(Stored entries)

########################################

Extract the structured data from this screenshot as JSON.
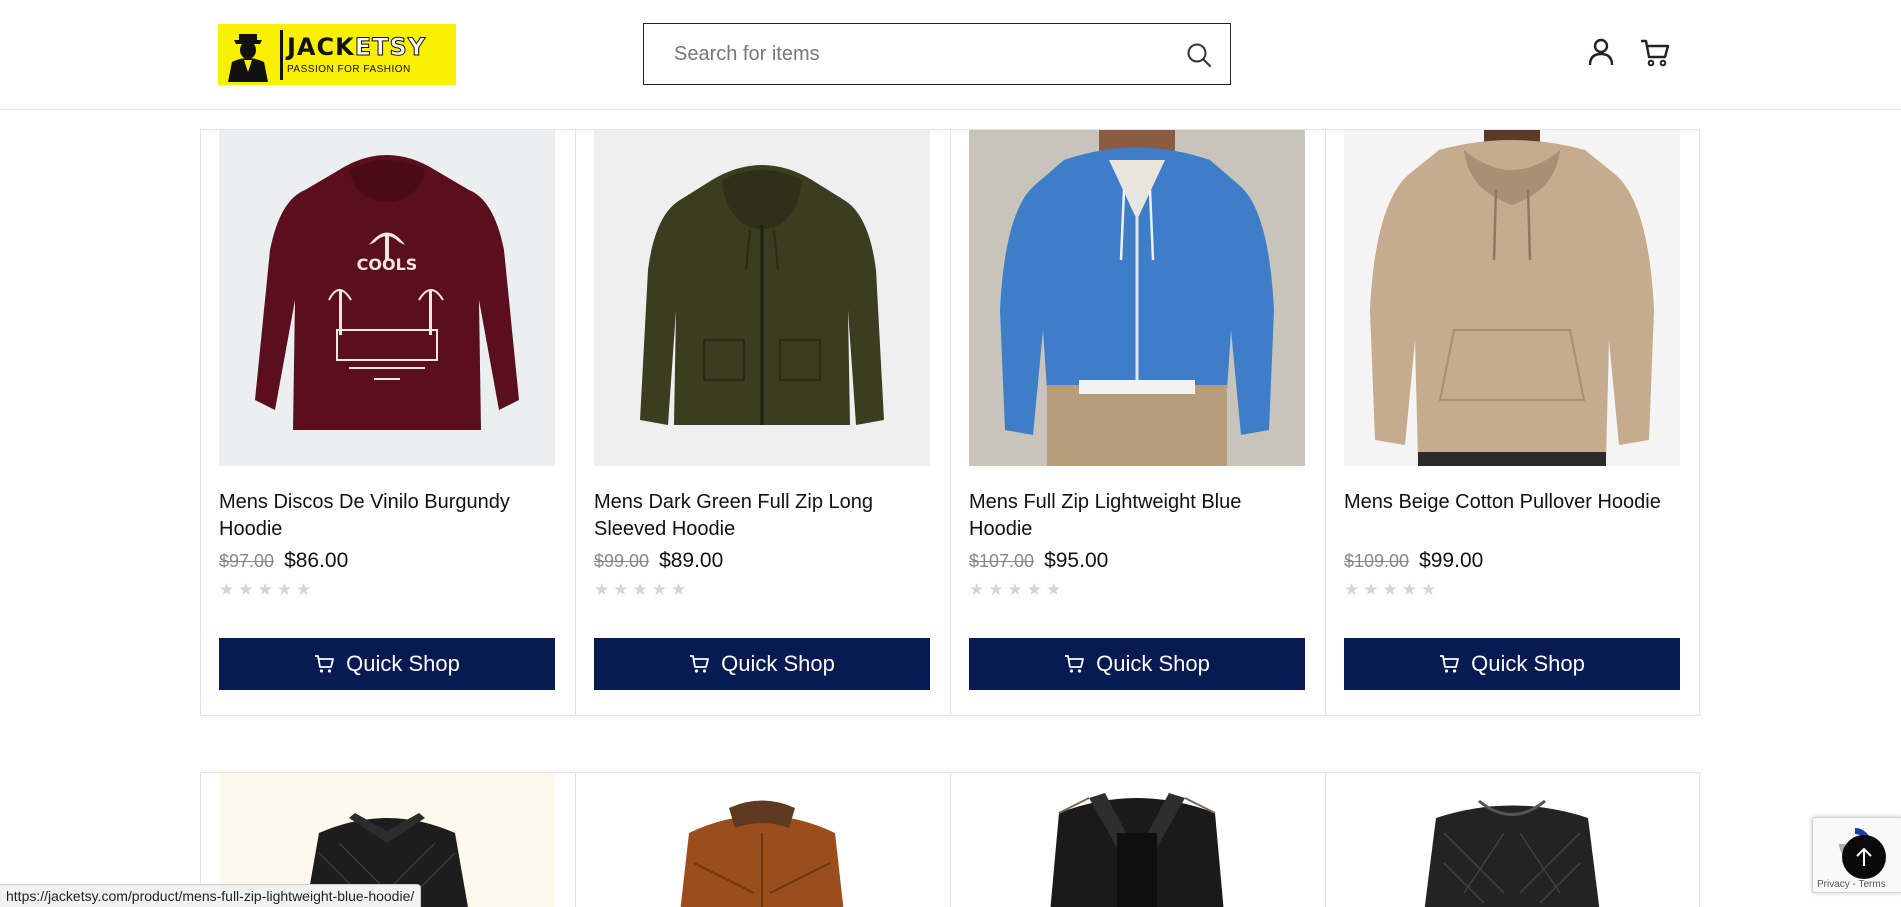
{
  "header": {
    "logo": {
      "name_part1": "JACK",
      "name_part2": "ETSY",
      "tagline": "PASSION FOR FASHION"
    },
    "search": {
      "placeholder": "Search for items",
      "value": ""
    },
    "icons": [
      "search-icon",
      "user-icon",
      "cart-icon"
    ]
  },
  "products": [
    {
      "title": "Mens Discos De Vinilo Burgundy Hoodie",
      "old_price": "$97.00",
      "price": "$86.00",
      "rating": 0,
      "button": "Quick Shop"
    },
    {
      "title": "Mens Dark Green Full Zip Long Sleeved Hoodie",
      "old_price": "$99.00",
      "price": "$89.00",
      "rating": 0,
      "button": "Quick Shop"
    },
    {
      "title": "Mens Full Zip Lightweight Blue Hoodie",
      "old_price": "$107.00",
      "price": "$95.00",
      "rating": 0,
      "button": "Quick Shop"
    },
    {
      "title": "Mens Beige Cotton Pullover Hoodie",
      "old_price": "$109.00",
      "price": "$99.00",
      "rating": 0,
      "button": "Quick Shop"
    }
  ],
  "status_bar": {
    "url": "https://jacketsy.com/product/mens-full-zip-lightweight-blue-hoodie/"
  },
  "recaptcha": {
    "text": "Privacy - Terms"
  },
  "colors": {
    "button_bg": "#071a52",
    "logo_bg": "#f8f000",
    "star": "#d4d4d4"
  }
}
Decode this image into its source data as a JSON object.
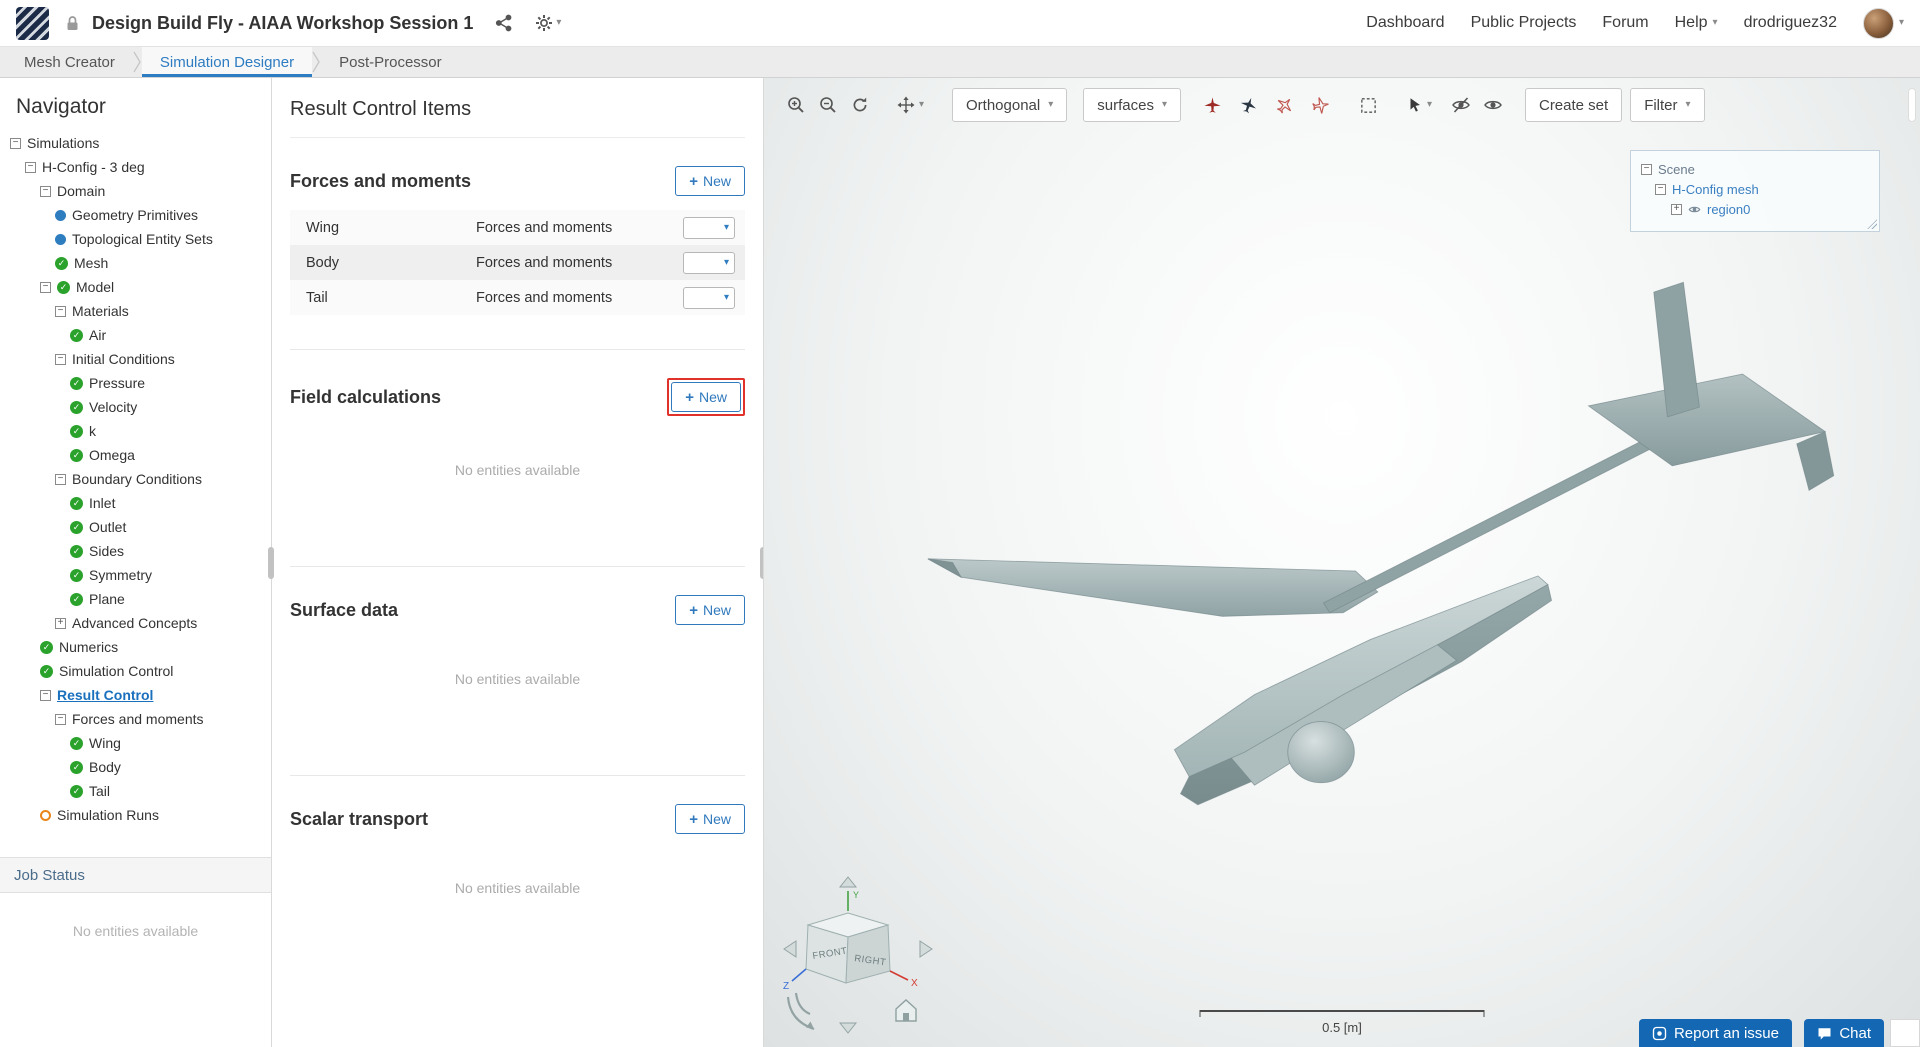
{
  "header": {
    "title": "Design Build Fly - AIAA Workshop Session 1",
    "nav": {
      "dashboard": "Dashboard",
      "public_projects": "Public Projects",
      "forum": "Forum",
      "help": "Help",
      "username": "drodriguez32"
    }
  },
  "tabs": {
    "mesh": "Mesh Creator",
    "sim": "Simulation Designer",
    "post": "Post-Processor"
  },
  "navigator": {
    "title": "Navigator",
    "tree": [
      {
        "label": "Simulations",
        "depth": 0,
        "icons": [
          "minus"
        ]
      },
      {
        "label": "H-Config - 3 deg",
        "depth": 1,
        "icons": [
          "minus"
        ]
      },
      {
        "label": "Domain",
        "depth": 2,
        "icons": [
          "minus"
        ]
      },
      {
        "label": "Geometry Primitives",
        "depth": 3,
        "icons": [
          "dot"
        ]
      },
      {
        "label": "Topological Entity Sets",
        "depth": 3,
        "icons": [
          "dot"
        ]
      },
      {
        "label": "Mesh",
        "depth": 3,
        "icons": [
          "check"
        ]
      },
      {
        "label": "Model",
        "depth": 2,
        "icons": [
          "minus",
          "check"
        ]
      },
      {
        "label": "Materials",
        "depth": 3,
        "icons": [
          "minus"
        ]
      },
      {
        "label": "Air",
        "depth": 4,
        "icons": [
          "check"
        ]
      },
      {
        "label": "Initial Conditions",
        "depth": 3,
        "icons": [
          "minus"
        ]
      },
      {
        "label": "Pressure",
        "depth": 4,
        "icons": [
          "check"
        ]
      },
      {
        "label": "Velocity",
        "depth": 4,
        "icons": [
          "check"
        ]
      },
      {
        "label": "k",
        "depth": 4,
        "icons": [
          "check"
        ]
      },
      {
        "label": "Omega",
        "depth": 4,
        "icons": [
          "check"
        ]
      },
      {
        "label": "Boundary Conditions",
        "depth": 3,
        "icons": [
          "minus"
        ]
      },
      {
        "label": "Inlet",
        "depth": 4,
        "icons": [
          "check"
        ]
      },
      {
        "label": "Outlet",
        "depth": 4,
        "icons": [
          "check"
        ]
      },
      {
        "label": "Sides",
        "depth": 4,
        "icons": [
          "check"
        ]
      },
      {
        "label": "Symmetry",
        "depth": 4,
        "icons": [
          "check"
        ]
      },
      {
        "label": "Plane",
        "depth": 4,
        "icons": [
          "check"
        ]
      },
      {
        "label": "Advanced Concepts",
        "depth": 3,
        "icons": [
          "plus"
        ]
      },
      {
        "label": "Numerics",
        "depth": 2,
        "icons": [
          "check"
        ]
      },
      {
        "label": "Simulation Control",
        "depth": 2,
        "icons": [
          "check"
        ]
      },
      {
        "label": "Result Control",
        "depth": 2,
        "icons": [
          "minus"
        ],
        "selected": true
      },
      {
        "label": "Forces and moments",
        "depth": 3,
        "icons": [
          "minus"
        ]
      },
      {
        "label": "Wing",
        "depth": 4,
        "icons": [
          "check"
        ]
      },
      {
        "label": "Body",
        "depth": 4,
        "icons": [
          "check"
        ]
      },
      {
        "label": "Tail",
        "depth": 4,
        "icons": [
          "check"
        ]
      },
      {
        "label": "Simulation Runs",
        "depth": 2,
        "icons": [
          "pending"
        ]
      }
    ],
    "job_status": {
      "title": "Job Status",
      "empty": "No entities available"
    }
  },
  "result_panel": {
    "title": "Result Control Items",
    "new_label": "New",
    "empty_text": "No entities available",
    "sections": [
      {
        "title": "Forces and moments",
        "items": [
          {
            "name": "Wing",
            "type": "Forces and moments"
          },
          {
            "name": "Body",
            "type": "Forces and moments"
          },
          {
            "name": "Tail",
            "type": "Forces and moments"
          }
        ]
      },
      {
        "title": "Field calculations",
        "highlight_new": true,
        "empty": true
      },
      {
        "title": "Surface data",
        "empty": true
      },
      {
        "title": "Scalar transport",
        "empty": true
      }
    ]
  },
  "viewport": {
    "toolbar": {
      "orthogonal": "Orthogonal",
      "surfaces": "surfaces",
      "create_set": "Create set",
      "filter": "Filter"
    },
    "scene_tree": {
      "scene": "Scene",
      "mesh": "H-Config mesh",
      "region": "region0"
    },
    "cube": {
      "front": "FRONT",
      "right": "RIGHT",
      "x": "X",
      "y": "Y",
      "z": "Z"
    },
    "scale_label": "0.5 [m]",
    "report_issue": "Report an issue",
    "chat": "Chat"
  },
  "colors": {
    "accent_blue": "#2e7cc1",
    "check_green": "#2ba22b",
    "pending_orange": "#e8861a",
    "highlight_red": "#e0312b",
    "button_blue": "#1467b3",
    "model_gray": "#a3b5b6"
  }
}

########################################

All lines above with "available" in them should be returned.

      "empty": "No entities available"
    "empty_text": "No entities available",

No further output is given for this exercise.